GOAL | Repeat, exactly and completely, the material that follows. Omit the pictures.

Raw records
***
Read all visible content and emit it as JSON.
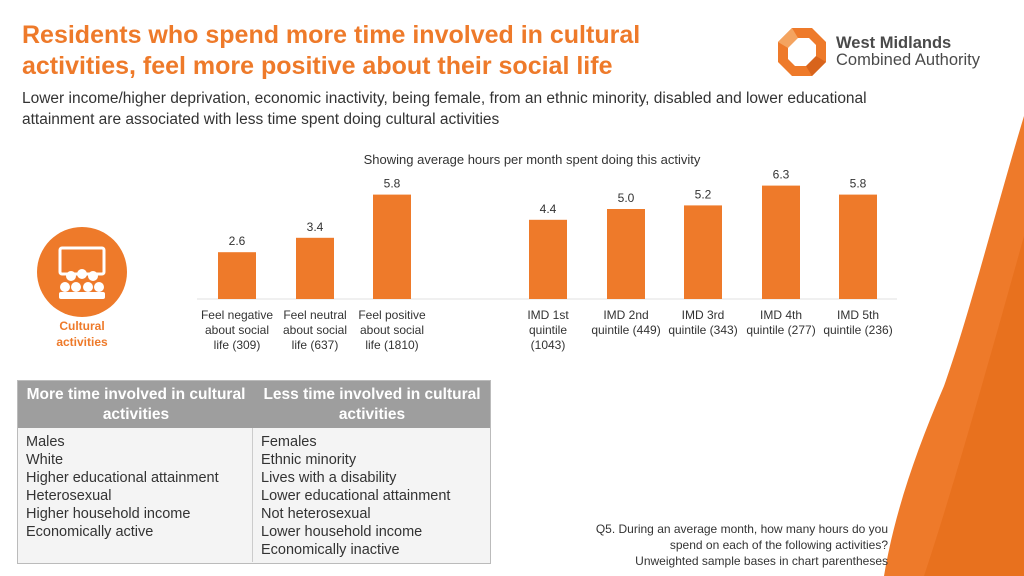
{
  "header": {
    "title": "Residents who spend more time involved in cultural activities, feel more positive about their social life",
    "subtitle": "Lower income/higher deprivation, economic inactivity, being female, from an ethnic minority, disabled and lower educational attainment are associated with less time spent doing cultural activities"
  },
  "logo": {
    "line1": "West Midlands",
    "line2": "Combined Authority"
  },
  "icon": {
    "name": "theatre-icon",
    "label": "Cultural activities"
  },
  "colors": {
    "accent": "#ee7a2a",
    "table_header": "#9e9e9e"
  },
  "chart_data": {
    "type": "bar",
    "title": "Showing average hours per month spent doing this activity",
    "groups": [
      {
        "name": "social life",
        "categories": [
          [
            "Feel negative",
            "about social",
            "life (309)"
          ],
          [
            "Feel neutral",
            "about social",
            "life (637)"
          ],
          [
            "Feel positive",
            "about social",
            "life (1810)"
          ]
        ],
        "values": [
          2.6,
          3.4,
          5.8
        ],
        "labels": [
          "2.6",
          "3.4",
          "5.8"
        ]
      },
      {
        "name": "IMD quintile",
        "categories": [
          [
            "IMD 1st",
            "quintile",
            "(1043)"
          ],
          [
            "IMD 2nd",
            "quintile (449)"
          ],
          [
            "IMD 3rd",
            "quintile (343)"
          ],
          [
            "IMD 4th",
            "quintile (277)"
          ],
          [
            "IMD 5th",
            "quintile (236)"
          ]
        ],
        "values": [
          4.4,
          5.0,
          5.2,
          6.3,
          5.8
        ],
        "labels": [
          "4.4",
          "5.0",
          "5.2",
          "6.3",
          "5.8"
        ]
      }
    ],
    "ylim": [
      0,
      6.5
    ],
    "bar_color": "#ee7a2a"
  },
  "table": {
    "headers": [
      "More time involved in cultural activities",
      "Less time involved in cultural activities"
    ],
    "more": [
      "Males",
      "White",
      "Higher educational attainment",
      "Heterosexual",
      "Higher household income",
      "Economically active"
    ],
    "less": [
      "Females",
      "Ethnic minority",
      "Lives with a disability",
      "Lower educational attainment",
      "Not heterosexual",
      "Lower household income",
      "Economically inactive"
    ]
  },
  "footnote": [
    "Q5. During an average month, how many hours do you",
    "spend on each of the following activities?",
    "Unweighted sample bases in chart parentheses"
  ]
}
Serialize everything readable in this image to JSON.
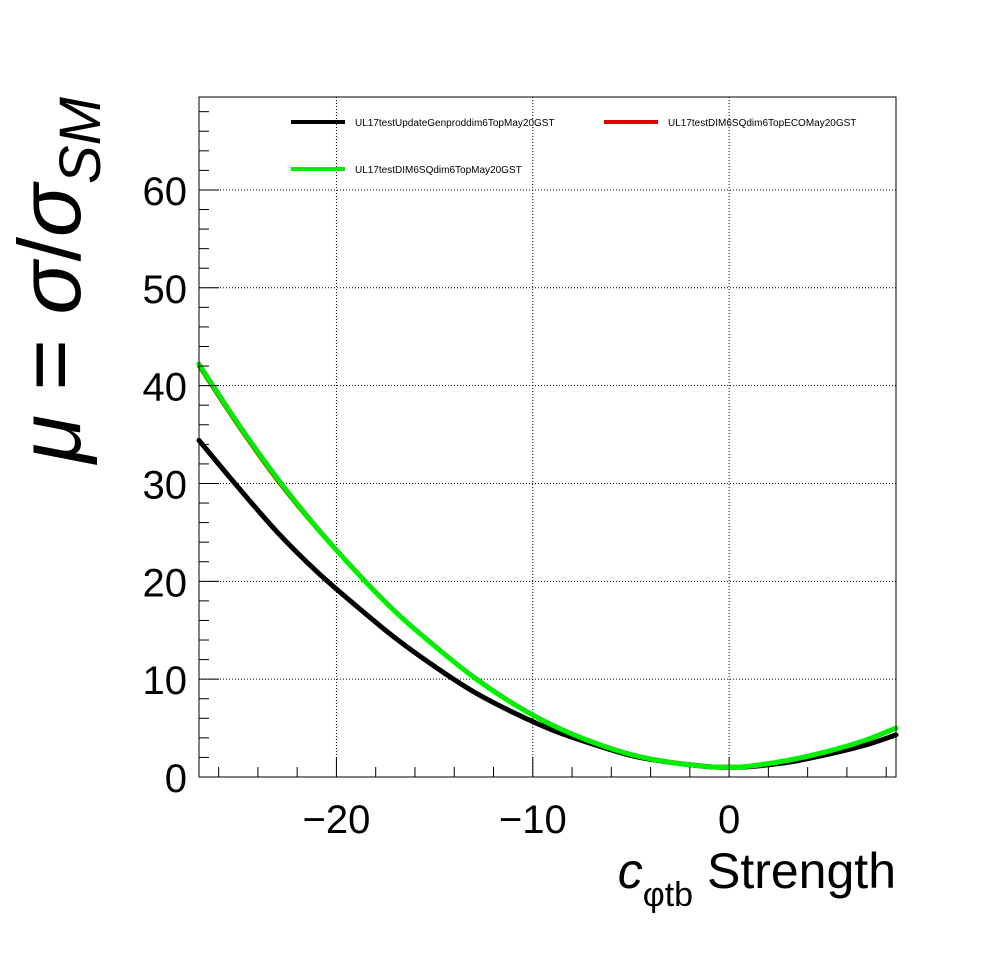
{
  "chart_data": {
    "type": "line",
    "title": "",
    "xlabel": {
      "symbol": "c",
      "subscript": "φtb",
      "suffix": " Strength"
    },
    "ylabel": {
      "mu": "μ",
      "equals": " = ",
      "sigma": "σ",
      "slash": "/",
      "sigma_sm": "σ",
      "subscript": "SM"
    },
    "xlim": [
      -27,
      8.5
    ],
    "ylim": [
      0,
      69.5
    ],
    "x_ticks": [
      -20,
      -10,
      0
    ],
    "x_tick_labels": [
      "−20",
      "−10",
      "0"
    ],
    "y_ticks": [
      0,
      10,
      20,
      30,
      40,
      50,
      60
    ],
    "y_tick_labels": [
      "0",
      "10",
      "20",
      "30",
      "40",
      "50",
      "60"
    ],
    "grid": true,
    "legend_position": "top",
    "x": [
      -27,
      -25,
      -23,
      -21,
      -19,
      -17,
      -15,
      -13,
      -11,
      -9,
      -7,
      -5,
      -3,
      -1,
      0,
      1,
      3,
      5,
      7,
      8.5
    ],
    "series": [
      {
        "name": "UL17testUpdateGenproddim6TopMay20GST",
        "color": "#000000",
        "values": [
          34.4,
          29.6,
          25.0,
          21.0,
          17.5,
          14.2,
          11.3,
          8.7,
          6.6,
          4.8,
          3.4,
          2.2,
          1.5,
          1.05,
          1.0,
          1.05,
          1.5,
          2.3,
          3.3,
          4.3
        ]
      },
      {
        "name": "UL17testDIM6SQdim6TopECOMay20GST",
        "color": "#e00000",
        "values": [
          42.0,
          35.9,
          30.3,
          25.4,
          21.0,
          16.9,
          13.4,
          10.2,
          7.5,
          5.3,
          3.6,
          2.3,
          1.5,
          1.05,
          1.0,
          1.1,
          1.7,
          2.6,
          3.8,
          5.0
        ]
      },
      {
        "name": "UL17testDIM6SQdim6TopMay20GST",
        "color": "#00ee00",
        "values": [
          42.2,
          36.1,
          30.5,
          25.5,
          21.0,
          16.9,
          13.4,
          10.2,
          7.5,
          5.3,
          3.6,
          2.3,
          1.5,
          1.05,
          1.0,
          1.1,
          1.7,
          2.6,
          3.8,
          5.0
        ]
      }
    ]
  }
}
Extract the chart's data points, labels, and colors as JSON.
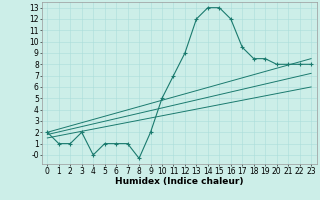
{
  "title": "",
  "xlabel": "Humidex (Indice chaleur)",
  "background_color": "#cceee8",
  "line_color": "#1a7a6e",
  "grid_color": "#aaddda",
  "xlim": [
    -0.5,
    23.5
  ],
  "ylim": [
    -0.8,
    13.5
  ],
  "xticks": [
    0,
    1,
    2,
    3,
    4,
    5,
    6,
    7,
    8,
    9,
    10,
    11,
    12,
    13,
    14,
    15,
    16,
    17,
    18,
    19,
    20,
    21,
    22,
    23
  ],
  "yticks": [
    0,
    1,
    2,
    3,
    4,
    5,
    6,
    7,
    8,
    9,
    10,
    11,
    12,
    13
  ],
  "main_series_x": [
    0,
    1,
    2,
    3,
    4,
    5,
    6,
    7,
    8,
    9,
    10,
    11,
    12,
    13,
    14,
    15,
    16,
    17,
    18,
    19,
    20,
    21,
    22,
    23
  ],
  "main_series_y": [
    2,
    1,
    1,
    2,
    0,
    1,
    1,
    1,
    -0.3,
    2,
    5,
    7,
    9,
    12,
    13,
    13,
    12,
    9.5,
    8.5,
    8.5,
    8,
    8,
    8,
    8
  ],
  "line1_x": [
    0,
    23
  ],
  "line1_y": [
    2.0,
    8.5
  ],
  "line2_x": [
    0,
    23
  ],
  "line2_y": [
    1.8,
    7.2
  ],
  "line3_x": [
    0,
    23
  ],
  "line3_y": [
    1.5,
    6.0
  ],
  "fontsize_label": 6.5,
  "fontsize_tick": 5.5
}
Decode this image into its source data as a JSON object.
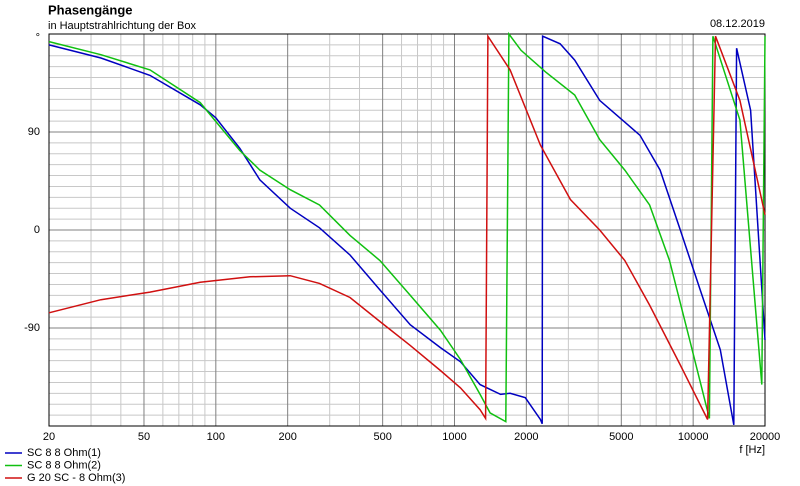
***
RESULT FOR THIS TASK |
Read all visible content and emit it as JSON.
{
  "header": {
    "title": "Residents who spend more time involved in cultural activities, feel more positive about their social life",
    "subtitle": "Lower income/higher deprivation, economic inactivity, being female, from an ethnic minority, disabled and lower educational attainment are associated with less time spent doing cultural activities"
  },
  "logo": {
    "line1": "West Midlands",
    "line2": "Combined Authority"
  },
  "icon": {
    "name": "theatre-icon",
    "label": "Cultural activities"
  },
  "colors": {
    "accent": "#ee7a2a",
    "table_header": "#9e9e9e"
  },
  "chart_data": {
    "type": "bar",
    "title": "Showing average hours per month spent doing this activity",
    "groups": [
      {
        "name": "social life",
        "categories": [
          [
            "Feel negative",
            "about social",
            "life (309)"
          ],
          [
            "Feel neutral",
            "about social",
            "life (637)"
          ],
          [
            "Feel positive",
            "about social",
            "life (1810)"
          ]
        ],
        "values": [
          2.6,
          3.4,
          5.8
        ],
        "labels": [
          "2.6",
          "3.4",
          "5.8"
        ]
      },
      {
        "name": "IMD quintile",
        "categories": [
          [
            "IMD 1st",
            "quintile",
            "(1043)"
          ],
          [
            "IMD 2nd",
            "quintile (449)"
          ],
          [
            "IMD 3rd",
            "quintile (343)"
          ],
          [
            "IMD 4th",
            "quintile (277)"
          ],
          [
            "IMD 5th",
            "quintile (236)"
          ]
        ],
        "values": [
          4.4,
          5.0,
          5.2,
          6.3,
          5.8
        ],
        "labels": [
          "4.4",
          "5.0",
          "5.2",
          "6.3",
          "5.8"
        ]
      }
    ],
    "ylim": [
      0,
      6.5
    ],
    "bar_color": "#ee7a2a"
  },
  "table": {
    "headers": [
      "More time involved in cultural activities",
      "Less time involved in cultural activities"
    ],
    "more": [
      "Males",
      "White",
      "Higher educational attainment",
      "Heterosexual",
      "Higher household income",
      "Economically active"
    ],
    "less": [
      "Females",
      "Ethnic minority",
      "Lives with a disability",
      "Lower educational attainment",
      "Not heterosexual",
      "Lower household income",
      "Economically inactive"
    ]
  },
  "footnote": [
    "Q5. During an average month, how many hours do you",
    "spend on each of the following activities?",
    "Unweighted sample bases in chart parentheses"
  ]
}
Serialize everything readable in this image to JSON.
{
  "chart_data": {
    "type": "line",
    "title": "",
    "xlabel": {
      "symbol": "c",
      "subscript": "φtb",
      "suffix": " Strength"
    },
    "ylabel": {
      "mu": "μ",
      "equals": " = ",
      "sigma": "σ",
      "slash": "/",
      "sigma_sm": "σ",
      "subscript": "SM"
    },
    "xlim": [
      -27,
      8.5
    ],
    "ylim": [
      0,
      69.5
    ],
    "x_ticks": [
      -20,
      -10,
      0
    ],
    "x_tick_labels": [
      "−20",
      "−10",
      "0"
    ],
    "y_ticks": [
      0,
      10,
      20,
      30,
      40,
      50,
      60
    ],
    "y_tick_labels": [
      "0",
      "10",
      "20",
      "30",
      "40",
      "50",
      "60"
    ],
    "grid": true,
    "legend_position": "top",
    "x": [
      -27,
      -25,
      -23,
      -21,
      -19,
      -17,
      -15,
      -13,
      -11,
      -9,
      -7,
      -5,
      -3,
      -1,
      0,
      1,
      3,
      5,
      7,
      8.5
    ],
    "series": [
      {
        "name": "UL17testUpdateGenproddim6TopMay20GST",
        "color": "#000000",
        "values": [
          34.4,
          29.6,
          25.0,
          21.0,
          17.5,
          14.2,
          11.3,
          8.7,
          6.6,
          4.8,
          3.4,
          2.2,
          1.5,
          1.05,
          1.0,
          1.05,
          1.5,
          2.3,
          3.3,
          4.3
        ]
      },
      {
        "name": "UL17testDIM6SQdim6TopECOMay20GST",
        "color": "#e00000",
        "values": [
          42.0,
          35.9,
          30.3,
          25.4,
          21.0,
          16.9,
          13.4,
          10.2,
          7.5,
          5.3,
          3.6,
          2.3,
          1.5,
          1.05,
          1.0,
          1.1,
          1.7,
          2.6,
          3.8,
          5.0
        ]
      },
      {
        "name": "UL17testDIM6SQdim6TopMay20GST",
        "color": "#00ee00",
        "values": [
          42.2,
          36.1,
          30.5,
          25.5,
          21.0,
          16.9,
          13.4,
          10.2,
          7.5,
          5.3,
          3.6,
          2.3,
          1.5,
          1.05,
          1.0,
          1.1,
          1.7,
          2.6,
          3.8,
          5.0
        ]
      }
    ]
  }
}
Extract the chart's data points, labels, and colors as JSON.
{
  "title": "",
  "xlabel": "Humidex (Indice chaleur)",
  "background_color": "#cceee8",
  "line_color": "#1a7a6e",
  "grid_color": "#aaddda",
  "xlim": [
    -0.5,
    23.5
  ],
  "ylim": [
    -0.8,
    13.5
  ],
  "xticks": [
    0,
    1,
    2,
    3,
    4,
    5,
    6,
    7,
    8,
    9,
    10,
    11,
    12,
    13,
    14,
    15,
    16,
    17,
    18,
    19,
    20,
    21,
    22,
    23
  ],
  "yticks": [
    0,
    1,
    2,
    3,
    4,
    5,
    6,
    7,
    8,
    9,
    10,
    11,
    12,
    13
  ],
  "main_series_x": [
    0,
    1,
    2,
    3,
    4,
    5,
    6,
    7,
    8,
    9,
    10,
    11,
    12,
    13,
    14,
    15,
    16,
    17,
    18,
    19,
    20,
    21,
    22,
    23
  ],
  "main_series_y": [
    2,
    1,
    1,
    2,
    0,
    1,
    1,
    1,
    -0.3,
    2,
    5,
    7,
    9,
    12,
    13,
    13,
    12,
    9.5,
    8.5,
    8.5,
    8,
    8,
    8,
    8
  ],
  "line1_x": [
    0,
    23
  ],
  "line1_y": [
    2.0,
    8.5
  ],
  "line2_x": [
    0,
    23
  ],
  "line2_y": [
    1.8,
    7.2
  ],
  "line3_x": [
    0,
    23
  ],
  "line3_y": [
    1.5,
    6.0
  ],
  "fontsize_label": 6.5,
  "fontsize_tick": 5.5
}
Decode this image into its source data as a JSON object.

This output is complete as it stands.